#### WHAT NEEDS TO BE DONE:
An exact copy of every record is needed.

#### MATERIAL FOR THIS TASK:
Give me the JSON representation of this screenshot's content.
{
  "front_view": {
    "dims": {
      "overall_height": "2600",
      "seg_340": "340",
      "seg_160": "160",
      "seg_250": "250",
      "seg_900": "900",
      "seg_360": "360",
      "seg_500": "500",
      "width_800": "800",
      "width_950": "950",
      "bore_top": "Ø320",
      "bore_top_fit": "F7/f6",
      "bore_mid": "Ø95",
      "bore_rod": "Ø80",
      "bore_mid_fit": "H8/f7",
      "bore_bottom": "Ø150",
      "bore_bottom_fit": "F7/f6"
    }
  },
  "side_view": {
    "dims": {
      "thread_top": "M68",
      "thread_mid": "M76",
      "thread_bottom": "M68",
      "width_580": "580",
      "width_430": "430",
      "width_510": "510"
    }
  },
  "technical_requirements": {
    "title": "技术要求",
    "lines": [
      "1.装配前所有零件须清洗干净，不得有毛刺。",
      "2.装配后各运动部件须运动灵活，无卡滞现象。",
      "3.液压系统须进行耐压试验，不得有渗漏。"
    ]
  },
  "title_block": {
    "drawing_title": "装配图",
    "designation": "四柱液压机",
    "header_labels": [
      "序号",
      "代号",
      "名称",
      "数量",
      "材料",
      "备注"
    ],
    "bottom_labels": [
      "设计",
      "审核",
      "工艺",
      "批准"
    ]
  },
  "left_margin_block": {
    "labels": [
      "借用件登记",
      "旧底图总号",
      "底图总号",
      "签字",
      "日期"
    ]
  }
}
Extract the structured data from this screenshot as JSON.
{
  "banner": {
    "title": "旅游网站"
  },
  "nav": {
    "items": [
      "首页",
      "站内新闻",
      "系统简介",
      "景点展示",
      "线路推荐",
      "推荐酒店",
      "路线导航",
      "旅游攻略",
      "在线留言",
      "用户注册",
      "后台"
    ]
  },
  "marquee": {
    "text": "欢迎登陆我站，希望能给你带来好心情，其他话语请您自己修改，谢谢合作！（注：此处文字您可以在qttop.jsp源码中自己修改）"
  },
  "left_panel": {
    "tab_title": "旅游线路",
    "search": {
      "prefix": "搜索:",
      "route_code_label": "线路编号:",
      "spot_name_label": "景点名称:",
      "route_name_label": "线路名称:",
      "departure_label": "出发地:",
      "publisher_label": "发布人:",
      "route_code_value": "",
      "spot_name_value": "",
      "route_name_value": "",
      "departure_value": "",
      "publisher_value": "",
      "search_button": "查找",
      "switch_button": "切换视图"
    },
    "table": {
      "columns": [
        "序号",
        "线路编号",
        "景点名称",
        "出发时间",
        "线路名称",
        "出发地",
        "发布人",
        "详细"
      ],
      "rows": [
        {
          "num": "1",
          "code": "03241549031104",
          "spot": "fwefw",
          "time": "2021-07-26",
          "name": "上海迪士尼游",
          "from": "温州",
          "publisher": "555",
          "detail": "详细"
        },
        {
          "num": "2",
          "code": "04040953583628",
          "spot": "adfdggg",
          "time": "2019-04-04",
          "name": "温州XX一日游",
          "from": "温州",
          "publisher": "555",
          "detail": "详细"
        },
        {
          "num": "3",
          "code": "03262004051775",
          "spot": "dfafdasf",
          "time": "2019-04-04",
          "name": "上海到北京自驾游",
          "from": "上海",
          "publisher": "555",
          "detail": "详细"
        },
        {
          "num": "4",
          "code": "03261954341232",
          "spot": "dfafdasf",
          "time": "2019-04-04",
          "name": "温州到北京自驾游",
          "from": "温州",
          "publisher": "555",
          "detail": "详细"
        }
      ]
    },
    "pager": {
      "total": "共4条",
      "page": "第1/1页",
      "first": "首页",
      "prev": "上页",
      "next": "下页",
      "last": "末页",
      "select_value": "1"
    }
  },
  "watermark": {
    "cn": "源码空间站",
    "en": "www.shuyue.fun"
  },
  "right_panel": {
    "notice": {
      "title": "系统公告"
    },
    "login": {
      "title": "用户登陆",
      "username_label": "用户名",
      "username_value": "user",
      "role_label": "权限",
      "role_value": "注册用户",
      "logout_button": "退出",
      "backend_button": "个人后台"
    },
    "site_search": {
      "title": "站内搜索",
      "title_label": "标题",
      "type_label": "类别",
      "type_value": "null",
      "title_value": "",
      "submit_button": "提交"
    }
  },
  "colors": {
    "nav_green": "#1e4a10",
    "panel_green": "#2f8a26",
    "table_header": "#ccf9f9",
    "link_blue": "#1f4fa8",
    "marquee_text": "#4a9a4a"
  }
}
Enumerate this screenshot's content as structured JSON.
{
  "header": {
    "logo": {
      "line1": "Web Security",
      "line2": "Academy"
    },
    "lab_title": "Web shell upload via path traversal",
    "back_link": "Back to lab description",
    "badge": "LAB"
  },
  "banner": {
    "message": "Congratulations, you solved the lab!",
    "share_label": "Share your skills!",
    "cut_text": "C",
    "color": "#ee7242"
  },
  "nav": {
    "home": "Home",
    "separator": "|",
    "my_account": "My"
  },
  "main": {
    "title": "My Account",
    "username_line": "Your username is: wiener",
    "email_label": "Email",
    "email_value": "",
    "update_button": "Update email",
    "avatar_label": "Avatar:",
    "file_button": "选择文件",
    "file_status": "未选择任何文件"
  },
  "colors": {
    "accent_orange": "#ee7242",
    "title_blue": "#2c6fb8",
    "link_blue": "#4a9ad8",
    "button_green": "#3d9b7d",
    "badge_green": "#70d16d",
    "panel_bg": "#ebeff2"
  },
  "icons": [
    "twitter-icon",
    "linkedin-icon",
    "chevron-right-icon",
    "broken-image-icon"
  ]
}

#### TASK RESPONSE:
Give me the JSON representation of this screenshot's content.
{
  "front_view": {
    "dims": {
      "overall_height": "2600",
      "seg_340": "340",
      "seg_160": "160",
      "seg_250": "250",
      "seg_900": "900",
      "seg_360": "360",
      "seg_500": "500",
      "width_800": "800",
      "width_950": "950",
      "bore_top": "Ø320",
      "bore_top_fit": "F7/f6",
      "bore_mid": "Ø95",
      "bore_rod": "Ø80",
      "bore_mid_fit": "H8/f7",
      "bore_bottom": "Ø150",
      "bore_bottom_fit": "F7/f6"
    }
  },
  "side_view": {
    "dims": {
      "thread_top": "M68",
      "thread_mid": "M76",
      "thread_bottom": "M68",
      "width_580": "580",
      "width_430": "430",
      "width_510": "510"
    }
  },
  "technical_requirements": {
    "title": "技术要求",
    "lines": [
      "1.装配前所有零件须清洗干净，不得有毛刺。",
      "2.装配后各运动部件须运动灵活，无卡滞现象。",
      "3.液压系统须进行耐压试验，不得有渗漏。"
    ]
  },
  "title_block": {
    "drawing_title": "装配图",
    "designation": "四柱液压机",
    "header_labels": [
      "序号",
      "代号",
      "名称",
      "数量",
      "材料",
      "备注"
    ],
    "bottom_labels": [
      "设计",
      "审核",
      "工艺",
      "批准"
    ]
  },
  "left_margin_block": {
    "labels": [
      "借用件登记",
      "旧底图总号",
      "底图总号",
      "签字",
      "日期"
    ]
  }
}
Extract the structured data from this screenshot as JSON.
{
  "banner": {
    "title": "旅游网站"
  },
  "nav": {
    "items": [
      "首页",
      "站内新闻",
      "系统简介",
      "景点展示",
      "线路推荐",
      "推荐酒店",
      "路线导航",
      "旅游攻略",
      "在线留言",
      "用户注册",
      "后台"
    ]
  },
  "marquee": {
    "text": "欢迎登陆我站，希望能给你带来好心情，其他话语请您自己修改，谢谢合作！（注：此处文字您可以在qttop.jsp源码中自己修改）"
  },
  "left_panel": {
    "tab_title": "旅游线路",
    "search": {
      "prefix": "搜索:",
      "route_code_label": "线路编号:",
      "spot_name_label": "景点名称:",
      "route_name_label": "线路名称:",
      "departure_label": "出发地:",
      "publisher_label": "发布人:",
      "route_code_value": "",
      "spot_name_value": "",
      "route_name_value": "",
      "departure_value": "",
      "publisher_value": "",
      "search_button": "查找",
      "switch_button": "切换视图"
    },
    "table": {
      "columns": [
        "序号",
        "线路编号",
        "景点名称",
        "出发时间",
        "线路名称",
        "出发地",
        "发布人",
        "详细"
      ],
      "rows": [
        {
          "num": "1",
          "code": "03241549031104",
          "spot": "fwefw",
          "time": "2021-07-26",
          "name": "上海迪士尼游",
          "from": "温州",
          "publisher": "555",
          "detail": "详细"
        },
        {
          "num": "2",
          "code": "04040953583628",
          "spot": "adfdggg",
          "time": "2019-04-04",
          "name": "温州XX一日游",
          "from": "温州",
          "publisher": "555",
          "detail": "详细"
        },
        {
          "num": "3",
          "code": "03262004051775",
          "spot": "dfafdasf",
          "time": "2019-04-04",
          "name": "上海到北京自驾游",
          "from": "上海",
          "publisher": "555",
          "detail": "详细"
        },
        {
          "num": "4",
          "code": "03261954341232",
          "spot": "dfafdasf",
          "time": "2019-04-04",
          "name": "温州到北京自驾游",
          "from": "温州",
          "publisher": "555",
          "detail": "详细"
        }
      ]
    },
    "pager": {
      "total": "共4条",
      "page": "第1/1页",
      "first": "首页",
      "prev": "上页",
      "next": "下页",
      "last": "末页",
      "select_value": "1"
    }
  },
  "watermark": {
    "cn": "源码空间站",
    "en": "www.shuyue.fun"
  },
  "right_panel": {
    "notice": {
      "title": "系统公告"
    },
    "login": {
      "title": "用户登陆",
      "username_label": "用户名",
      "username_value": "user",
      "role_label": "权限",
      "role_value": "注册用户",
      "logout_button": "退出",
      "backend_button": "个人后台"
    },
    "site_search": {
      "title": "站内搜索",
      "title_label": "标题",
      "type_label": "类别",
      "type_value": "null",
      "title_value": "",
      "submit_button": "提交"
    }
  },
  "colors": {
    "nav_green": "#1e4a10",
    "panel_green": "#2f8a26",
    "table_header": "#ccf9f9",
    "link_blue": "#1f4fa8",
    "marquee_text": "#4a9a4a"
  }
}
Enumerate this screenshot's content as structured JSON.
{
  "header": {
    "logo": {
      "line1": "Web Security",
      "line2": "Academy"
    },
    "lab_title": "Web shell upload via path traversal",
    "back_link": "Back to lab description",
    "badge": "LAB"
  },
  "banner": {
    "message": "Congratulations, you solved the lab!",
    "share_label": "Share your skills!",
    "cut_text": "C",
    "color": "#ee7242"
  },
  "nav": {
    "home": "Home",
    "separator": "|",
    "my_account": "My"
  },
  "main": {
    "title": "My Account",
    "username_line": "Your username is: wiener",
    "email_label": "Email",
    "email_value": "",
    "update_button": "Update email",
    "avatar_label": "Avatar:",
    "file_button": "选择文件",
    "file_status": "未选择任何文件"
  },
  "colors": {
    "accent_orange": "#ee7242",
    "title_blue": "#2c6fb8",
    "link_blue": "#4a9ad8",
    "button_green": "#3d9b7d",
    "badge_green": "#70d16d",
    "panel_bg": "#ebeff2"
  },
  "icons": [
    "twitter-icon",
    "linkedin-icon",
    "chevron-right-icon",
    "broken-image-icon"
  ]
}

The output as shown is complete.